» WHAT YOU ARE ASKED TO DO:
Every line with the word "title" in it should be extracted from the data that follows.

» Saved entries:
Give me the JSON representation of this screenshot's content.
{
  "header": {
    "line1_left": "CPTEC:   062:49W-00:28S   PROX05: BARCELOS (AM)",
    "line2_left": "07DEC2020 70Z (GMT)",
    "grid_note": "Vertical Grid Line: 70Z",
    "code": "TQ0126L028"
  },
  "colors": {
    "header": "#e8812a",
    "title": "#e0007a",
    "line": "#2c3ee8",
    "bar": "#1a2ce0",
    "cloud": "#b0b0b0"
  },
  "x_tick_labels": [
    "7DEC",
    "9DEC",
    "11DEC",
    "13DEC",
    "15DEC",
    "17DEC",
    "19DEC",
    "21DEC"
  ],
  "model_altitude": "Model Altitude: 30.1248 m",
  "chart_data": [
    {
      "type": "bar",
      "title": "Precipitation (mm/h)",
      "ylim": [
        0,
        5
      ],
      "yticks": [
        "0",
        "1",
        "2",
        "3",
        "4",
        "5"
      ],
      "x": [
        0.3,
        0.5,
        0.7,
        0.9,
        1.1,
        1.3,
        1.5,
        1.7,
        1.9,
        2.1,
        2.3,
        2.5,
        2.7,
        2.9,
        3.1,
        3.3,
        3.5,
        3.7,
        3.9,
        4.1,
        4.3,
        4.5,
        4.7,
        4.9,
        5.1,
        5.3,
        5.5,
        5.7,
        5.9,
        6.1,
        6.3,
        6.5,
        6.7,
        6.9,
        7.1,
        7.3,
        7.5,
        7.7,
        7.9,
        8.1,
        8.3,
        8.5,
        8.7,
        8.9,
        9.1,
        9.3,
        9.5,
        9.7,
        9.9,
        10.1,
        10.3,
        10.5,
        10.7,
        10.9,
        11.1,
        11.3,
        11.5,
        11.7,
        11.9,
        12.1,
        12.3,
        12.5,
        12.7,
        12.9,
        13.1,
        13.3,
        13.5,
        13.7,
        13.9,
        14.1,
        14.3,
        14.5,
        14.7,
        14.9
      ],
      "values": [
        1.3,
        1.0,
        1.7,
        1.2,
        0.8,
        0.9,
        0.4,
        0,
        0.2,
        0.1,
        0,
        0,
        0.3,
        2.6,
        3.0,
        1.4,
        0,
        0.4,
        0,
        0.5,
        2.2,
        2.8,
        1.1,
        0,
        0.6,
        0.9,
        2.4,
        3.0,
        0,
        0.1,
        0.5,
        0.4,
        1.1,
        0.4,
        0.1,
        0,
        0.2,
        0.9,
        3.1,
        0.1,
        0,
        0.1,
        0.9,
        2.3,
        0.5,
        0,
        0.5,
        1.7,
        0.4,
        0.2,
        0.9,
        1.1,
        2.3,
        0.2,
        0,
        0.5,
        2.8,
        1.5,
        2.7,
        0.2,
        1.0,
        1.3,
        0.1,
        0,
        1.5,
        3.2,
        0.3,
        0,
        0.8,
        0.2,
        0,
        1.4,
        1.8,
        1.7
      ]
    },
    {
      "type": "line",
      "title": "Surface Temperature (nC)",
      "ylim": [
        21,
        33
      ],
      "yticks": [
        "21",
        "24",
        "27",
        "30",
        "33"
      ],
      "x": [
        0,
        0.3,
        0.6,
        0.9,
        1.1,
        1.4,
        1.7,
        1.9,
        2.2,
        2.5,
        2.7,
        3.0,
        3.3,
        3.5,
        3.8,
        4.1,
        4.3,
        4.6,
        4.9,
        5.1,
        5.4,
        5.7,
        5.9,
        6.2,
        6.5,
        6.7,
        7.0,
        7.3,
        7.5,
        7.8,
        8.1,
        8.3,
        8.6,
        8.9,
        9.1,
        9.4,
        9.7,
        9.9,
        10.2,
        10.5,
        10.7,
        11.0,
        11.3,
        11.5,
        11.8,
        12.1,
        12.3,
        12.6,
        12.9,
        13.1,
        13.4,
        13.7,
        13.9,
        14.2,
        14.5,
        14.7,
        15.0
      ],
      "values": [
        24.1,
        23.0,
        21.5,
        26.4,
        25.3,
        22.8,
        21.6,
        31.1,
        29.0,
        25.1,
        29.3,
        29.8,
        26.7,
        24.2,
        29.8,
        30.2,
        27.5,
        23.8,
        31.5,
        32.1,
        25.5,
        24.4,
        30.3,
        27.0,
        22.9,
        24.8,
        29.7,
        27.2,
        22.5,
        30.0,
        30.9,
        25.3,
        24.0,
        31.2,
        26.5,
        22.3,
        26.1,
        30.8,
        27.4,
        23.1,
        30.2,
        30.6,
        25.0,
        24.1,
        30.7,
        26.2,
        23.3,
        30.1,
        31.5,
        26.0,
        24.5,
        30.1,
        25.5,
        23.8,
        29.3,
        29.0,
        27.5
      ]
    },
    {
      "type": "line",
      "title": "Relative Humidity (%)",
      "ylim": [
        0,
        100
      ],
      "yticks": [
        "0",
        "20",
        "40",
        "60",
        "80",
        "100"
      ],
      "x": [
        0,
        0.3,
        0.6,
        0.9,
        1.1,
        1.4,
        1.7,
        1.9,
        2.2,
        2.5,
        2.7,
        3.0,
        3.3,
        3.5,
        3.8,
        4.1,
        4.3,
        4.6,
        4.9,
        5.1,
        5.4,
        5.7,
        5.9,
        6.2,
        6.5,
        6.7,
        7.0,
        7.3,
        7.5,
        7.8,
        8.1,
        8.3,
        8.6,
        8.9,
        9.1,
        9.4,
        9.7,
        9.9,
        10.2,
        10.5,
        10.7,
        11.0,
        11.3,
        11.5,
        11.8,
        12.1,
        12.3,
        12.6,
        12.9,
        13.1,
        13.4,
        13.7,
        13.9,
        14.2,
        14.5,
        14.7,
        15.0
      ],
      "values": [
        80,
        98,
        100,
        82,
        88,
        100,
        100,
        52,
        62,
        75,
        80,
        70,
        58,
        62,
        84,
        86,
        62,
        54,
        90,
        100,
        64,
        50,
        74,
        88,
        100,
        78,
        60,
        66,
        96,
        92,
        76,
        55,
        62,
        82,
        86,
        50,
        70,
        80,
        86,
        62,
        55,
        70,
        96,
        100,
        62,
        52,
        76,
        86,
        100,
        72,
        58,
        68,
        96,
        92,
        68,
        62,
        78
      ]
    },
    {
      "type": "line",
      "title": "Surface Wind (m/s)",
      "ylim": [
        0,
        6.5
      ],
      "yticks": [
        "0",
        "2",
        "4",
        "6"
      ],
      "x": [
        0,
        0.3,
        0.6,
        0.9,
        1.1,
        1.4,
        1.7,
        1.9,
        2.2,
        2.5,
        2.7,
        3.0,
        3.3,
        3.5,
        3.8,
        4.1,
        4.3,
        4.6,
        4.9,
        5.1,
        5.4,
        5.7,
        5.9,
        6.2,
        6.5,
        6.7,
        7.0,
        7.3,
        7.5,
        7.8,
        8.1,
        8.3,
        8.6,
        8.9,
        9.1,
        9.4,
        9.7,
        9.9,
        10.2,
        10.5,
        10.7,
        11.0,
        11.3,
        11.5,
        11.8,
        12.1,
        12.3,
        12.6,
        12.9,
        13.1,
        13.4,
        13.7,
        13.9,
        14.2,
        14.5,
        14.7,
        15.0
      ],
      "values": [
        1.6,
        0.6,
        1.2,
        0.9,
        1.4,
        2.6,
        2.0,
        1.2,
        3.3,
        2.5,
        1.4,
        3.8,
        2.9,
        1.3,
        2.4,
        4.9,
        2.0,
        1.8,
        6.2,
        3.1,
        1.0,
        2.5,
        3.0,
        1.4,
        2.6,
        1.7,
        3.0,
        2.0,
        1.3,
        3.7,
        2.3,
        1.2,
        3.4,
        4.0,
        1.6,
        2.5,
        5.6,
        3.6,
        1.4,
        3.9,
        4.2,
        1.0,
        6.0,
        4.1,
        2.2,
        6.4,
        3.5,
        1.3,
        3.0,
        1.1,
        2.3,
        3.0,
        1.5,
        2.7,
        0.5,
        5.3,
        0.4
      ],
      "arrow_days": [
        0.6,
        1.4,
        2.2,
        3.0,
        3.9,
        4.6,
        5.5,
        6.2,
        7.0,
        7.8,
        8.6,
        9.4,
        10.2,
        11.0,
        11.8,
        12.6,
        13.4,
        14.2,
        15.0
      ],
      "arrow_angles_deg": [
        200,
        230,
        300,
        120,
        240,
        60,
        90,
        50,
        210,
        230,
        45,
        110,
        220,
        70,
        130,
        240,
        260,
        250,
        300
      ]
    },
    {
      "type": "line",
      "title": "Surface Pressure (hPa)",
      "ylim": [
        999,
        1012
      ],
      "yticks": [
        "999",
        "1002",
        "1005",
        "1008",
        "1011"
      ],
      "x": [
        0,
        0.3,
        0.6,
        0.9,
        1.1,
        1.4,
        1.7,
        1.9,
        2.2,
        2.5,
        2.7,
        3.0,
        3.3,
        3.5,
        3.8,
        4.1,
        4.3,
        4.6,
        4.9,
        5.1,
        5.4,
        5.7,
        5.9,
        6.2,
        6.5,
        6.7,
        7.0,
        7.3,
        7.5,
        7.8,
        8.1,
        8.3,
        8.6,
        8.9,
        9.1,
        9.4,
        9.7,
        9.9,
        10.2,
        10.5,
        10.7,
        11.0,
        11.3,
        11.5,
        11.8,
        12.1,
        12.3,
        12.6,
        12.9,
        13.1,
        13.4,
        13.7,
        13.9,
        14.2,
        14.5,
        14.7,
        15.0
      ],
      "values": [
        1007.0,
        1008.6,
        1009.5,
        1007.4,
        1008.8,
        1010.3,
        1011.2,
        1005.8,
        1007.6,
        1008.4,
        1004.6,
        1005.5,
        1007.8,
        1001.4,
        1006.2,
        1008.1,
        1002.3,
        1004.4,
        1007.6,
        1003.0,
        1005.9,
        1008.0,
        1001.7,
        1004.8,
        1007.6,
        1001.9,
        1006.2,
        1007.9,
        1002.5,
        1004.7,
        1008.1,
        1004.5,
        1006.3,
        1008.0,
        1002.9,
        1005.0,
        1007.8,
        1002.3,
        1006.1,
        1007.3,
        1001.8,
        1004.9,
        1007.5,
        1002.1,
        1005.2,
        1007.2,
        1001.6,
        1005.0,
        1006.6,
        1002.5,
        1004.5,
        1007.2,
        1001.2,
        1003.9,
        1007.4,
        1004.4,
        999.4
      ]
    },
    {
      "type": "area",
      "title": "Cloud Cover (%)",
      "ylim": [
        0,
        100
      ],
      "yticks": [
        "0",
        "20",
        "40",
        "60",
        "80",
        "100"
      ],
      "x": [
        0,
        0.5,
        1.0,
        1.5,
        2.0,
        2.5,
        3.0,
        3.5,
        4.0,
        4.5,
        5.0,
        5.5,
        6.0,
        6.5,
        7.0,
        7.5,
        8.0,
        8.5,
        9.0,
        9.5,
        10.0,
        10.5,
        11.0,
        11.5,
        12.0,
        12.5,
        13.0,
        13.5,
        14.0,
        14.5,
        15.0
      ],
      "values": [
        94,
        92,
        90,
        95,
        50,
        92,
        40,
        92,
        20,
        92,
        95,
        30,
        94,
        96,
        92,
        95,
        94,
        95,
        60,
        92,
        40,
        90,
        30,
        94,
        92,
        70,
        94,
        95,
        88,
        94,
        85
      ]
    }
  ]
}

» OUTPUT FOR THIS EXERCISE:
    "title": "#e0007a",
      "title": "Precipitation (mm/h)",
      "title": "Surface Temperature (nC)",
      "title": "Relative Humidity (%)",
      "title": "Surface Wind (m/s)",
      "title": "Surface Pressure (hPa)",
      "title": "Cloud Cover (%)",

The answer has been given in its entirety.